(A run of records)
◇ ◇ ◇
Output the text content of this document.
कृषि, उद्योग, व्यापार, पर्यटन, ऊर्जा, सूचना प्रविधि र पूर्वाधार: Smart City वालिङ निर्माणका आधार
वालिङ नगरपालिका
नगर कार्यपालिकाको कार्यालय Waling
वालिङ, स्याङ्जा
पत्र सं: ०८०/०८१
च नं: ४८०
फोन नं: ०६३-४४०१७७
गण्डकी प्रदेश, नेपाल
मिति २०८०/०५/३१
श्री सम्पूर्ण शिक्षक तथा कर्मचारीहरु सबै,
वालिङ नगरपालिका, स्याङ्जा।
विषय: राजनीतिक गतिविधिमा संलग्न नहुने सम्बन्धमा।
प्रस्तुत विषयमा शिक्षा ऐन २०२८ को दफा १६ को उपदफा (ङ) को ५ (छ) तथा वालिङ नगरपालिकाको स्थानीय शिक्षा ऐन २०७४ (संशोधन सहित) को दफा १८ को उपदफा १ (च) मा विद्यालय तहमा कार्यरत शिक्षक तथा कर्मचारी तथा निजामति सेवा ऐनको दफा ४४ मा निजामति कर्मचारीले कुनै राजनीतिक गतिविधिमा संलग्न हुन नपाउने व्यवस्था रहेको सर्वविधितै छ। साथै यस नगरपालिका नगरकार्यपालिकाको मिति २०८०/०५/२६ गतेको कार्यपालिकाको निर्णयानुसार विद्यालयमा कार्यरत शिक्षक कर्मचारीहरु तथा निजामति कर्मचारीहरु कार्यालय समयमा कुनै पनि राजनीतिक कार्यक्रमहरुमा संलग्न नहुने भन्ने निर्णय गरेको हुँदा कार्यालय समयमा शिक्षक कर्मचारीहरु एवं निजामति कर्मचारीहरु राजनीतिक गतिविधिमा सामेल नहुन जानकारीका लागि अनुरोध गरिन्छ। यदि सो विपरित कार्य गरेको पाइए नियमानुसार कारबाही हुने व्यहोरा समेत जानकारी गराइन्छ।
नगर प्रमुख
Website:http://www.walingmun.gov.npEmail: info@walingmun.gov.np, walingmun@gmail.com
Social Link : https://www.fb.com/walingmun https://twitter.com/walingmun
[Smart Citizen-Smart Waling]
◇ ◇ ◇
# [INSTRUCTION]
Would you reproduce the material above in full, exactly as given?

# [SOLUTION TO THIS EXERCISE]
Output the text content of this document.
कृषि, उद्योग, व्यापार, पर्यटन, ऊर्जा, सूचना प्रविधि र पूर्वाधार: Smart City वालिङ निर्माणका आधार
वालिङ नगरपालिका
नगर कार्यपालिकाको कार्यालय Waling
वालिङ, स्याङ्जा
पत्र सं: ०८०/०८१
च नं: ४८०
फोन नं: ०६३-४४०१७७
गण्डकी प्रदेश, नेपाल
मिति २०८०/०५/३१
श्री सम्पूर्ण शिक्षक तथा कर्मचारीहरु सबै,
वालिङ नगरपालिका, स्याङ्जा।
विषय: राजनीतिक गतिविधिमा संलग्न नहुने सम्बन्धमा।
प्रस्तुत विषयमा शिक्षा ऐन २०२८ को दफा १६ को उपदफा (ङ) को ५ (छ) तथा वालिङ नगरपालिकाको स्थानीय शिक्षा ऐन २०७४ (संशोधन सहित) को दफा १८ को उपदफा १ (च) मा विद्यालय तहमा कार्यरत शिक्षक तथा कर्मचारी तथा निजामति सेवा ऐनको दफा ४४ मा निजामति कर्मचारीले कुनै राजनीतिक गतिविधिमा संलग्न हुन नपाउने व्यवस्था रहेको सर्वविधितै छ। साथै यस नगरपालिका नगरकार्यपालिकाको मिति २०८०/०५/२६ गतेको कार्यपालिकाको निर्णयानुसार विद्यालयमा कार्यरत शिक्षक कर्मचारीहरु तथा निजामति कर्मचारीहरु कार्यालय समयमा कुनै पनि राजनीतिक कार्यक्रमहरुमा संलग्न नहुने भन्ने निर्णय गरेको हुँदा कार्यालय समयमा शिक्षक कर्मचारीहरु एवं निजामति कर्मचारीहरु राजनीतिक गतिविधिमा सामेल नहुन जानकारीका लागि अनुरोध गरिन्छ। यदि सो विपरित कार्य गरेको पाइए नियमानुसार कारबाही हुने व्यहोरा समेत जानकारी गराइन्छ।
नगर प्रमुख
Website:http://www.walingmun.gov.npEmail: info@walingmun.gov.np, walingmun@gmail.com
Social Link : https://www.fb.com/walingmun https://twitter.com/walingmun
[Smart Citizen-Smart Waling]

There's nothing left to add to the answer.